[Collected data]
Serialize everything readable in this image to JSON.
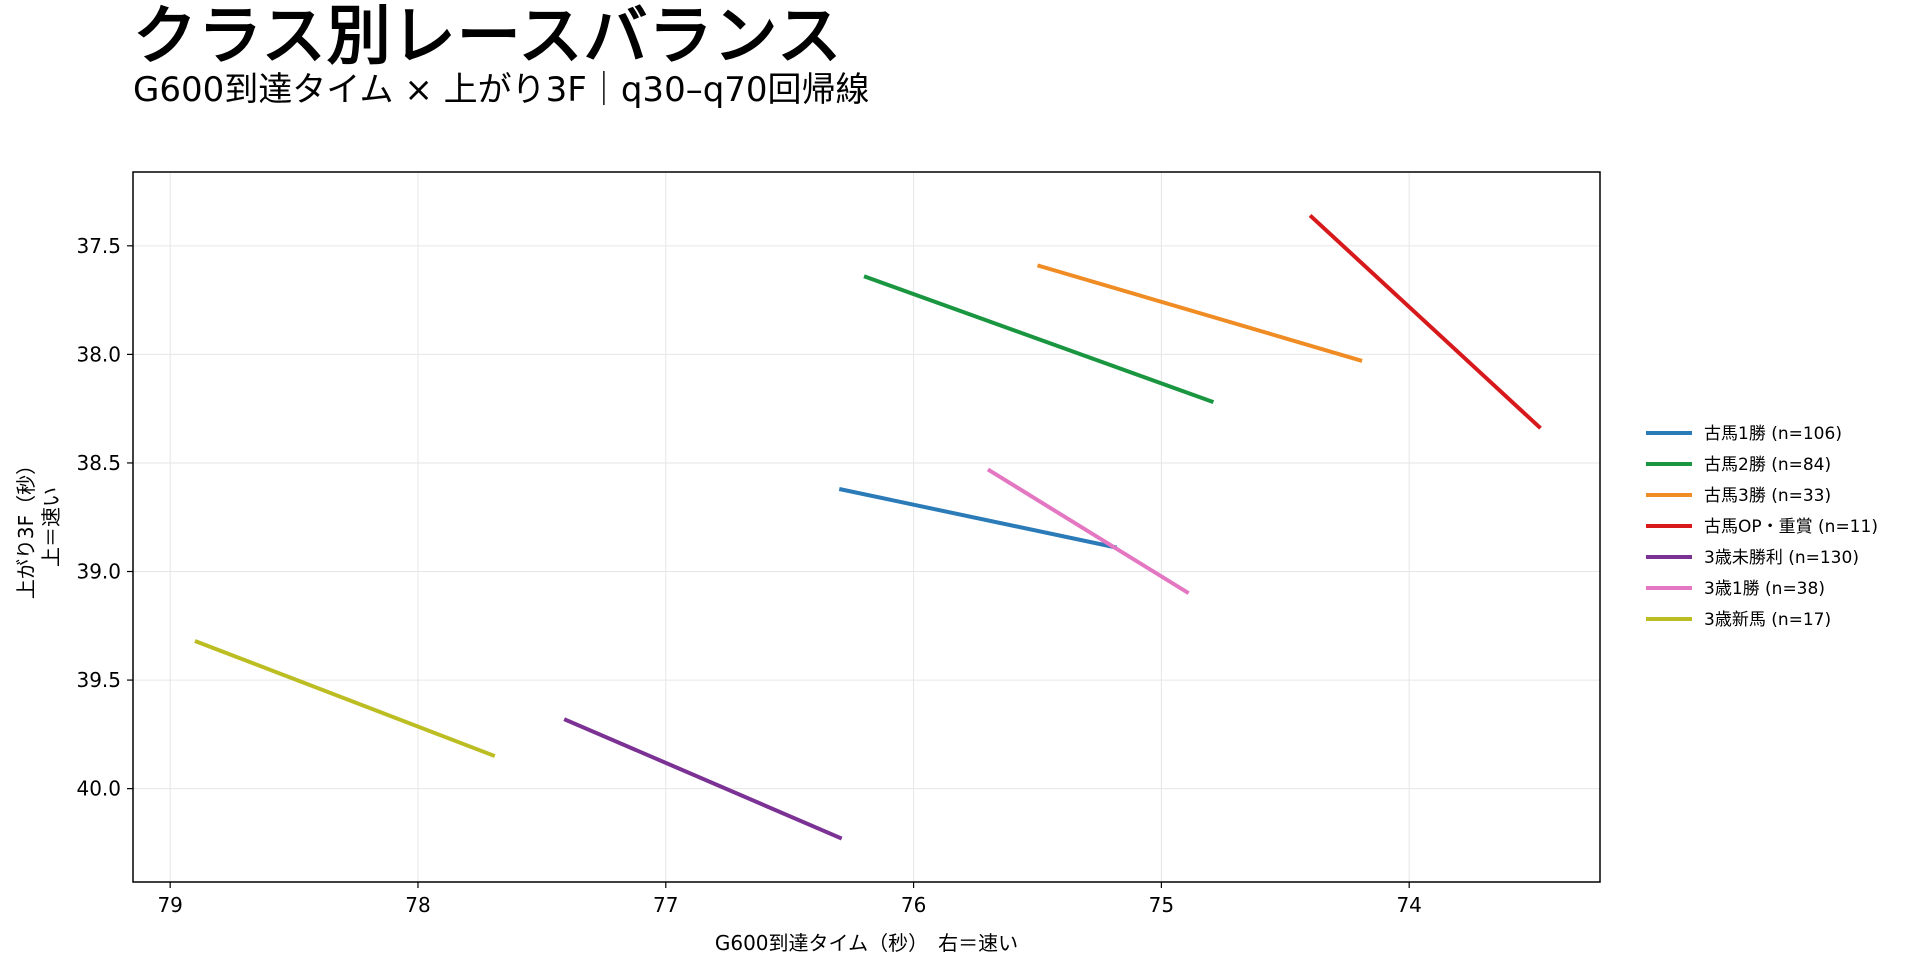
{
  "title": "クラス別レースバランス",
  "subtitle": "G600到達タイム × 上がり3F｜q30–q70回帰線",
  "chart_data": {
    "type": "line",
    "xlabel": "G600到達タイム（秒）　右＝速い",
    "ylabel_line1": "上がり3F（秒）",
    "ylabel_line2": "上＝速い",
    "x_inverted": true,
    "y_inverted": true,
    "xlim": [
      79.15,
      73.23
    ],
    "ylim": [
      40.43,
      37.16
    ],
    "x_ticks": [
      79,
      78,
      77,
      76,
      75,
      74
    ],
    "x_tick_labels": [
      "79",
      "78",
      "77",
      "76",
      "75",
      "74"
    ],
    "y_ticks": [
      37.5,
      38.0,
      38.5,
      39.0,
      39.5,
      40.0
    ],
    "y_tick_labels": [
      "37.5",
      "38.0",
      "38.5",
      "39.0",
      "39.5",
      "40.0"
    ],
    "grid": true,
    "legend_position": "right",
    "series": [
      {
        "name": "古馬1勝  (n=106)",
        "color": "#2b7bb9",
        "x": [
          76.3,
          75.18
        ],
        "y": [
          38.62,
          38.89
        ]
      },
      {
        "name": "古馬2勝  (n=84)",
        "color": "#1a9641",
        "x": [
          76.2,
          74.79
        ],
        "y": [
          37.64,
          38.22
        ]
      },
      {
        "name": "古馬3勝  (n=33)",
        "color": "#f08c24",
        "x": [
          75.5,
          74.19
        ],
        "y": [
          37.59,
          38.03
        ]
      },
      {
        "name": "古馬OP・重賞  (n=11)",
        "color": "#d7191c",
        "x": [
          74.4,
          73.47
        ],
        "y": [
          37.36,
          38.34
        ]
      },
      {
        "name": "3歳未勝利  (n=130)",
        "color": "#7b3294",
        "x": [
          77.41,
          76.29
        ],
        "y": [
          39.68,
          40.23
        ]
      },
      {
        "name": "3歳1勝  (n=38)",
        "color": "#e377c2",
        "x": [
          75.7,
          74.89
        ],
        "y": [
          38.53,
          39.1
        ]
      },
      {
        "name": "3歳新馬  (n=17)",
        "color": "#bcbd22",
        "x": [
          78.9,
          77.69
        ],
        "y": [
          39.32,
          39.85
        ]
      }
    ]
  }
}
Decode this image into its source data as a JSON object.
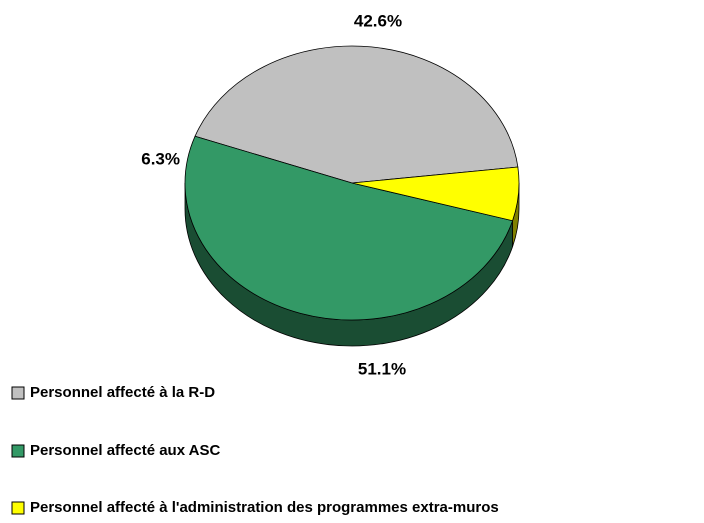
{
  "chart_data": {
    "type": "pie3d",
    "categories": [
      "Personnel affecté à la R-D",
      "Personnel affecté aux ASC",
      "Personnel affecté à l'administration des programmes extra-muros"
    ],
    "values": [
      42.6,
      51.1,
      6.3
    ],
    "value_labels": [
      "42.6%",
      "51.1%",
      "6.3%"
    ],
    "colors": [
      "#c0c0c0",
      "#339966",
      "#ffff00"
    ]
  }
}
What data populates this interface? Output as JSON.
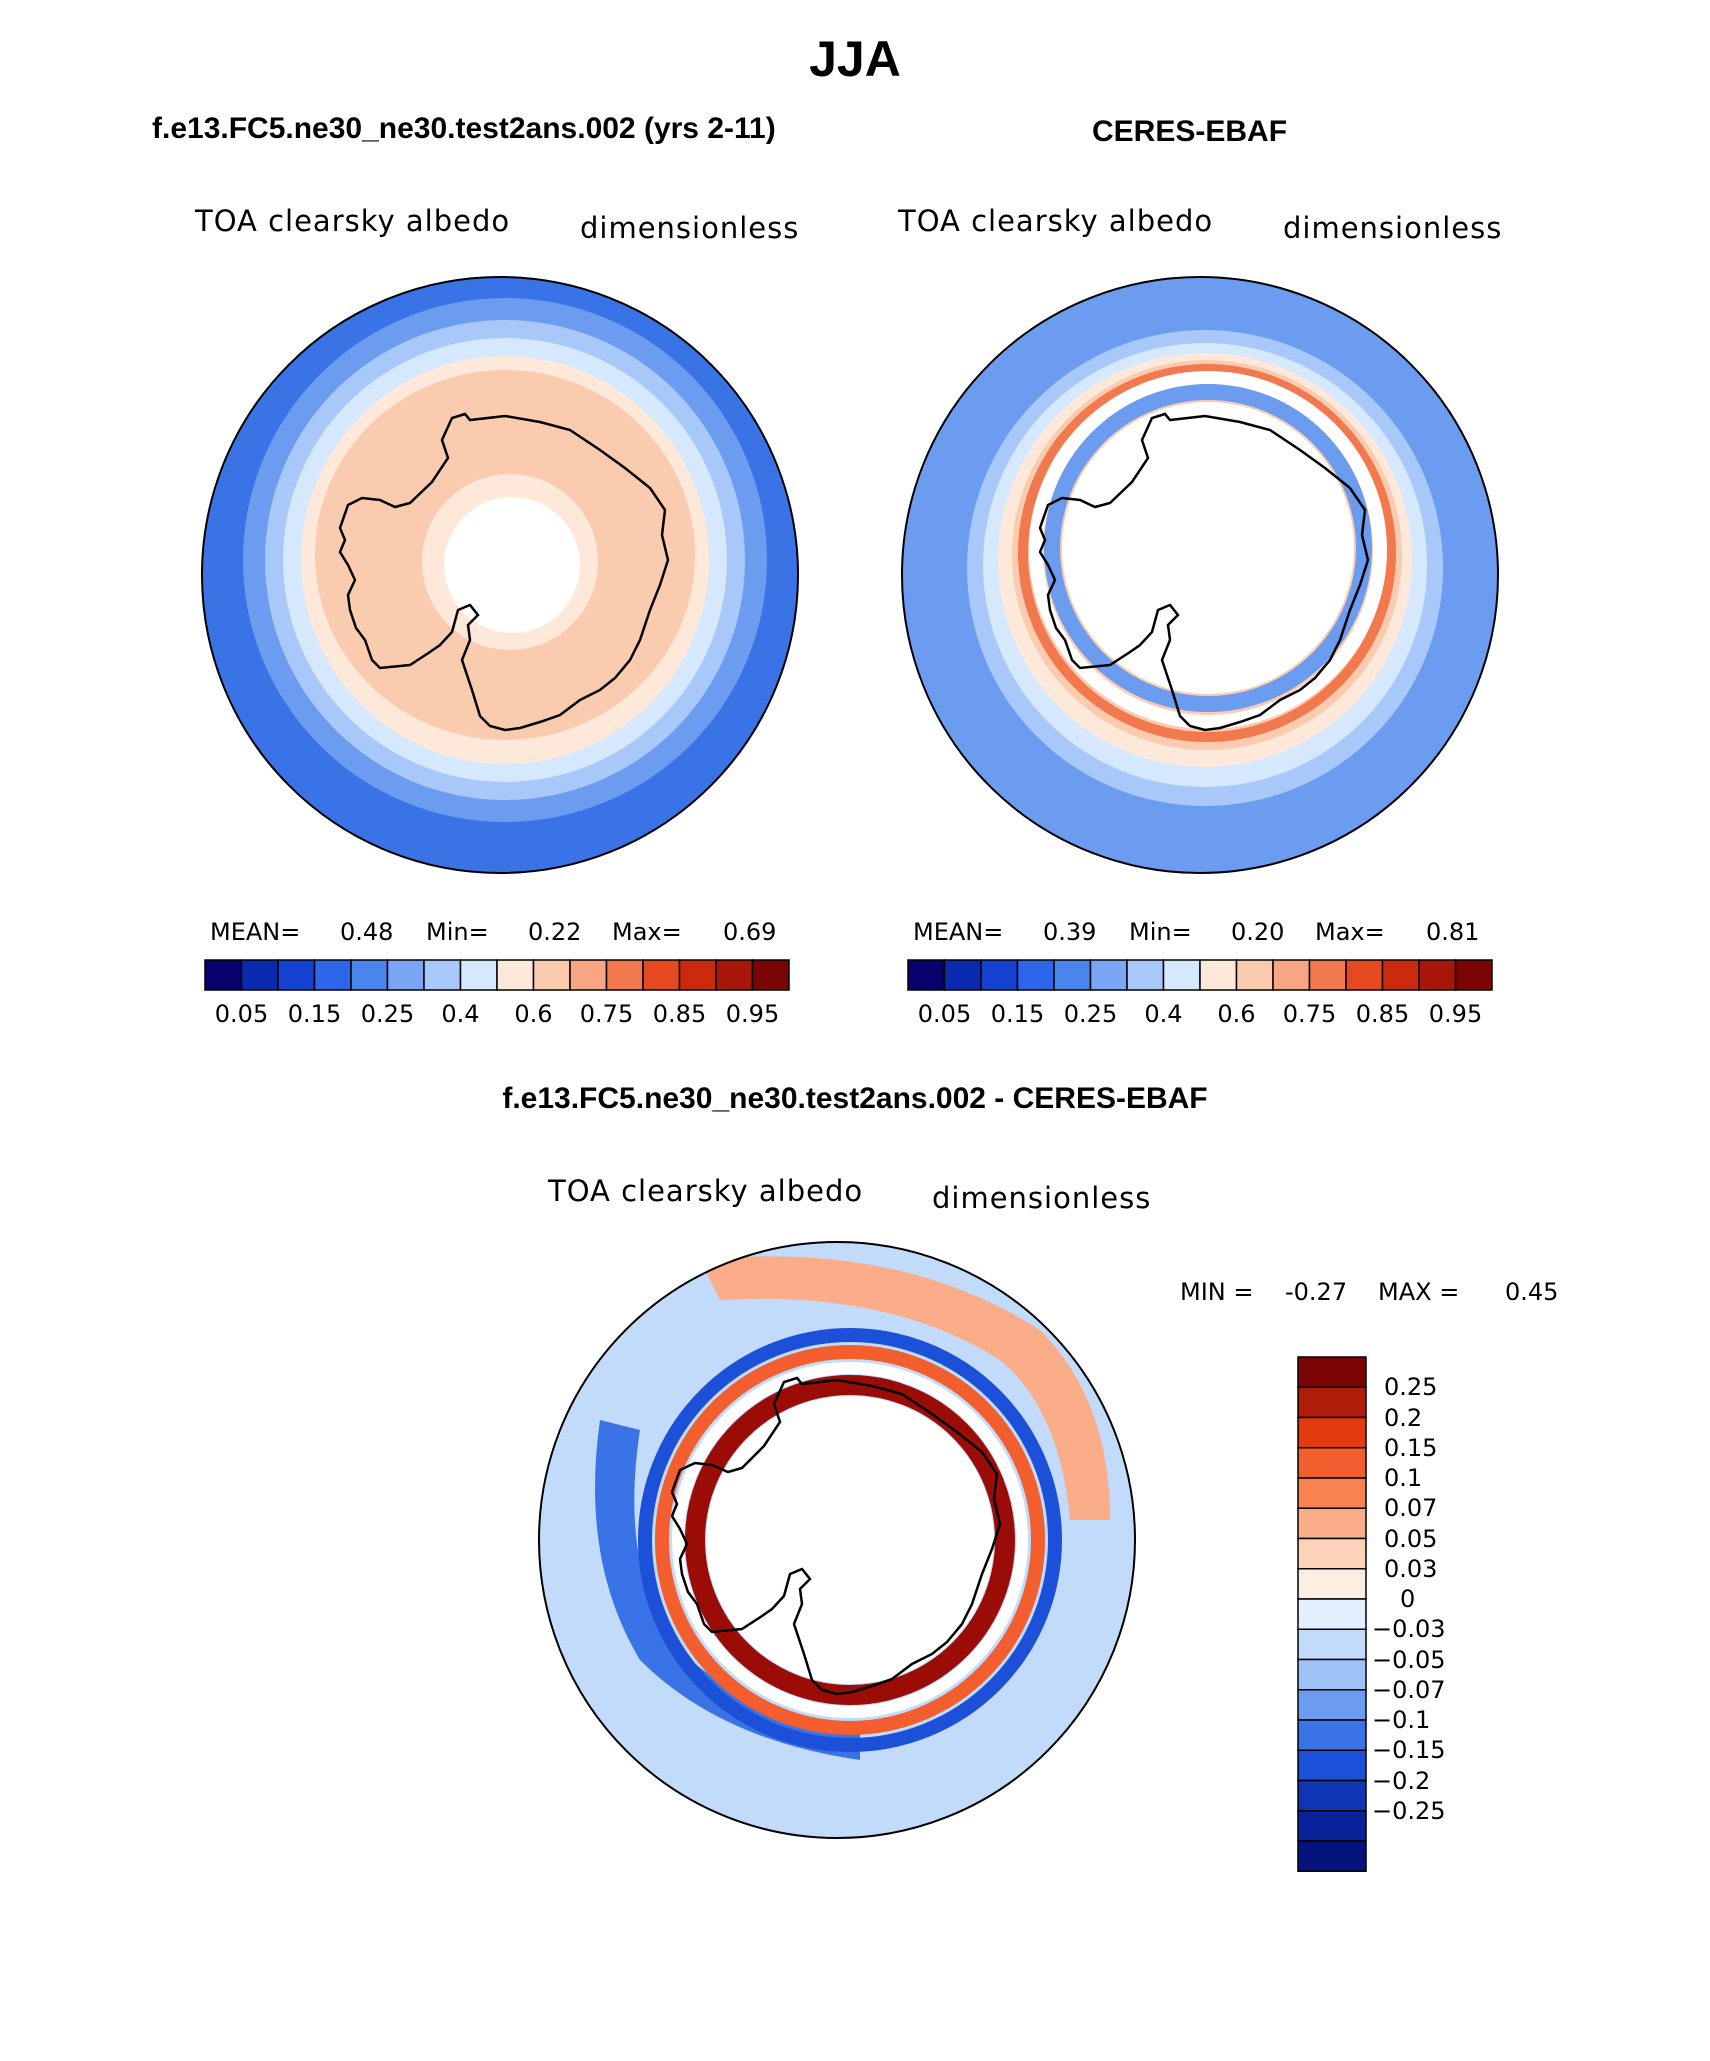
{
  "title": "JJA",
  "panels": [
    {
      "heading": "f.e13.FC5.ne30_ne30.test2ans.002 (yrs 2-11)",
      "variable": "TOA clearsky albedo",
      "units": "dimensionless",
      "stats": {
        "mean_label": "MEAN=",
        "mean": "0.48",
        "min_label": "Min=",
        "min": "0.22",
        "max_label": "Max=",
        "max": "0.69"
      }
    },
    {
      "heading": "CERES-EBAF",
      "variable": "TOA clearsky albedo",
      "units": "dimensionless",
      "stats": {
        "mean_label": "MEAN=",
        "mean": "0.39",
        "min_label": "Min=",
        "min": "0.20",
        "max_label": "Max=",
        "max": "0.81"
      }
    },
    {
      "heading": "f.e13.FC5.ne30_ne30.test2ans.002 - CERES-EBAF",
      "variable": "TOA clearsky albedo",
      "units": "dimensionless",
      "stats": {
        "min_label": "MIN =",
        "min": "-0.27",
        "max_label": "MAX =",
        "max": "0.45"
      }
    }
  ],
  "colorbars": {
    "absolute": {
      "colors": [
        "#08006b",
        "#0a2ab0",
        "#1541d0",
        "#2d66e8",
        "#4a85ee",
        "#7aa6f5",
        "#a8c8fa",
        "#d6e8fd",
        "#fde8da",
        "#fbcbb0",
        "#f7a582",
        "#f2784e",
        "#e5491f",
        "#cc2a0e",
        "#a8160a",
        "#7b0505"
      ],
      "labels": [
        "0.05",
        "0.15",
        "0.25",
        "0.4",
        "0.6",
        "0.75",
        "0.85",
        "0.95"
      ]
    },
    "difference": {
      "colors": [
        "#7b0505",
        "#b01d0a",
        "#e23b10",
        "#f25e2e",
        "#f7824f",
        "#fbac88",
        "#fdd2b8",
        "#fdeee2",
        "#e3f0fd",
        "#c2dbfb",
        "#9ec3f7",
        "#6c9cf0",
        "#3a73e6",
        "#1c50d8",
        "#0f36b2",
        "#08229a",
        "#05137d"
      ],
      "labels": [
        "0.25",
        "0.2",
        "0.15",
        "0.1",
        "0.07",
        "0.05",
        "0.03",
        "0",
        "−0.03",
        "−0.05",
        "−0.07",
        "−0.1",
        "−0.15",
        "−0.2",
        "−0.25"
      ]
    }
  },
  "map_colors": {
    "ocean_deep": "#3a73e6",
    "ocean_mid": "#6c9cf0",
    "ocean_light": "#a8c8fa",
    "ocean_pale": "#d6e8fd",
    "ice_peach": "#fbcbb0",
    "ice_pale": "#fde8da",
    "warm": "#f2784e",
    "dark_red": "#9c0c06"
  }
}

• Aim of the task
Give the count of lines in the records that contain "affecté", and no other text.

• Solution to the exercise
3